Pictures stay out of your copy, but everything else in the records below must be repeated exactly.

## Records from a data collection

Start

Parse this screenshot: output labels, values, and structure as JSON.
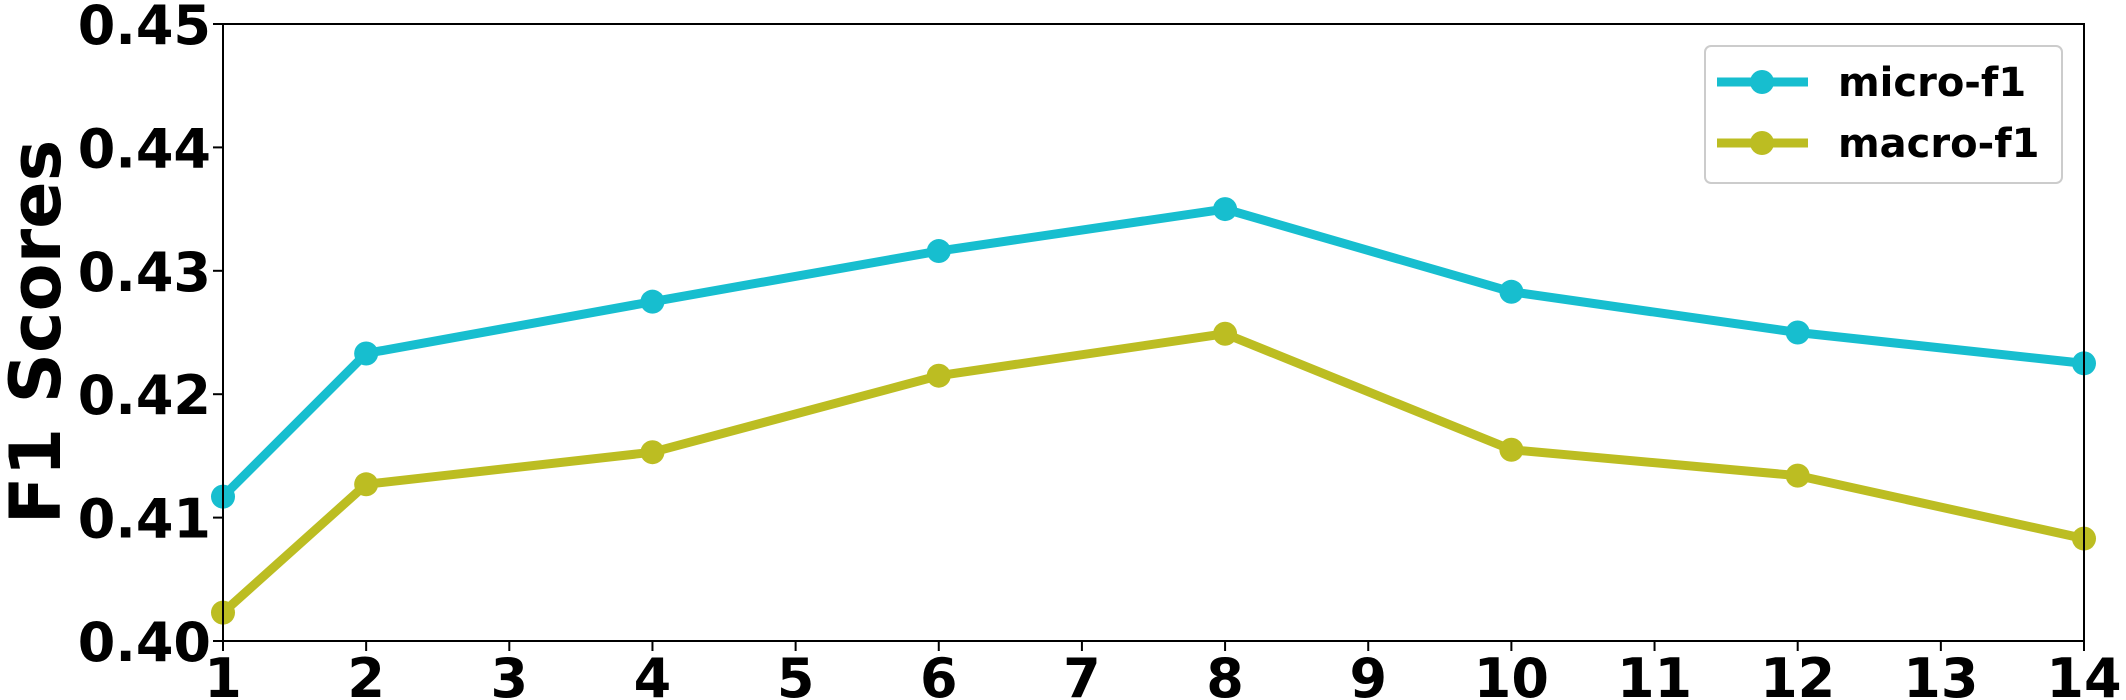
{
  "chart_data": {
    "type": "line",
    "title": "",
    "xlabel": "",
    "ylabel": "F1 Scores",
    "x_tick_labels": [
      "1",
      "2",
      "3",
      "4",
      "5",
      "6",
      "7",
      "8",
      "9",
      "10",
      "11",
      "12",
      "13",
      "14"
    ],
    "y_tick_labels": [
      "0.40",
      "0.41",
      "0.42",
      "0.43",
      "0.44",
      "0.45"
    ],
    "y_ticks": [
      0.4,
      0.41,
      0.42,
      0.43,
      0.44,
      0.45
    ],
    "ylim": [
      0.4,
      0.45
    ],
    "grid": false,
    "legend_position": "top-right",
    "series": [
      {
        "name": "micro-f1",
        "color": "#17becf",
        "points": [
          {
            "x": "1",
            "y": 0.4117
          },
          {
            "x": "2",
            "y": 0.4233
          },
          {
            "x": "4",
            "y": 0.4275
          },
          {
            "x": "6",
            "y": 0.4316
          },
          {
            "x": "8",
            "y": 0.435
          },
          {
            "x": "10",
            "y": 0.4283
          },
          {
            "x": "12",
            "y": 0.425
          },
          {
            "x": "14",
            "y": 0.4225
          }
        ]
      },
      {
        "name": "macro-f1",
        "color": "#bcbd22",
        "points": [
          {
            "x": "1",
            "y": 0.4023
          },
          {
            "x": "2",
            "y": 0.4127
          },
          {
            "x": "4",
            "y": 0.4153
          },
          {
            "x": "6",
            "y": 0.4215
          },
          {
            "x": "8",
            "y": 0.4249
          },
          {
            "x": "10",
            "y": 0.4155
          },
          {
            "x": "12",
            "y": 0.4134
          },
          {
            "x": "14",
            "y": 0.4083
          }
        ]
      }
    ]
  }
}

End

## Written response
Parse this screenshot: output labels, values, and structure as JSON.
{
  "chart_data": {
    "type": "line",
    "title": "",
    "xlabel": "",
    "ylabel": "F1 Scores",
    "x_tick_labels": [
      "1",
      "2",
      "3",
      "4",
      "5",
      "6",
      "7",
      "8",
      "9",
      "10",
      "11",
      "12",
      "13",
      "14"
    ],
    "y_tick_labels": [
      "0.40",
      "0.41",
      "0.42",
      "0.43",
      "0.44",
      "0.45"
    ],
    "y_ticks": [
      0.4,
      0.41,
      0.42,
      0.43,
      0.44,
      0.45
    ],
    "ylim": [
      0.4,
      0.45
    ],
    "grid": false,
    "legend_position": "top-right",
    "series": [
      {
        "name": "micro-f1",
        "color": "#17becf",
        "points": [
          {
            "x": "1",
            "y": 0.4117
          },
          {
            "x": "2",
            "y": 0.4233
          },
          {
            "x": "4",
            "y": 0.4275
          },
          {
            "x": "6",
            "y": 0.4316
          },
          {
            "x": "8",
            "y": 0.435
          },
          {
            "x": "10",
            "y": 0.4283
          },
          {
            "x": "12",
            "y": 0.425
          },
          {
            "x": "14",
            "y": 0.4225
          }
        ]
      },
      {
        "name": "macro-f1",
        "color": "#bcbd22",
        "points": [
          {
            "x": "1",
            "y": 0.4023
          },
          {
            "x": "2",
            "y": 0.4127
          },
          {
            "x": "4",
            "y": 0.4153
          },
          {
            "x": "6",
            "y": 0.4215
          },
          {
            "x": "8",
            "y": 0.4249
          },
          {
            "x": "10",
            "y": 0.4155
          },
          {
            "x": "12",
            "y": 0.4134
          },
          {
            "x": "14",
            "y": 0.4083
          }
        ]
      }
    ]
  }
}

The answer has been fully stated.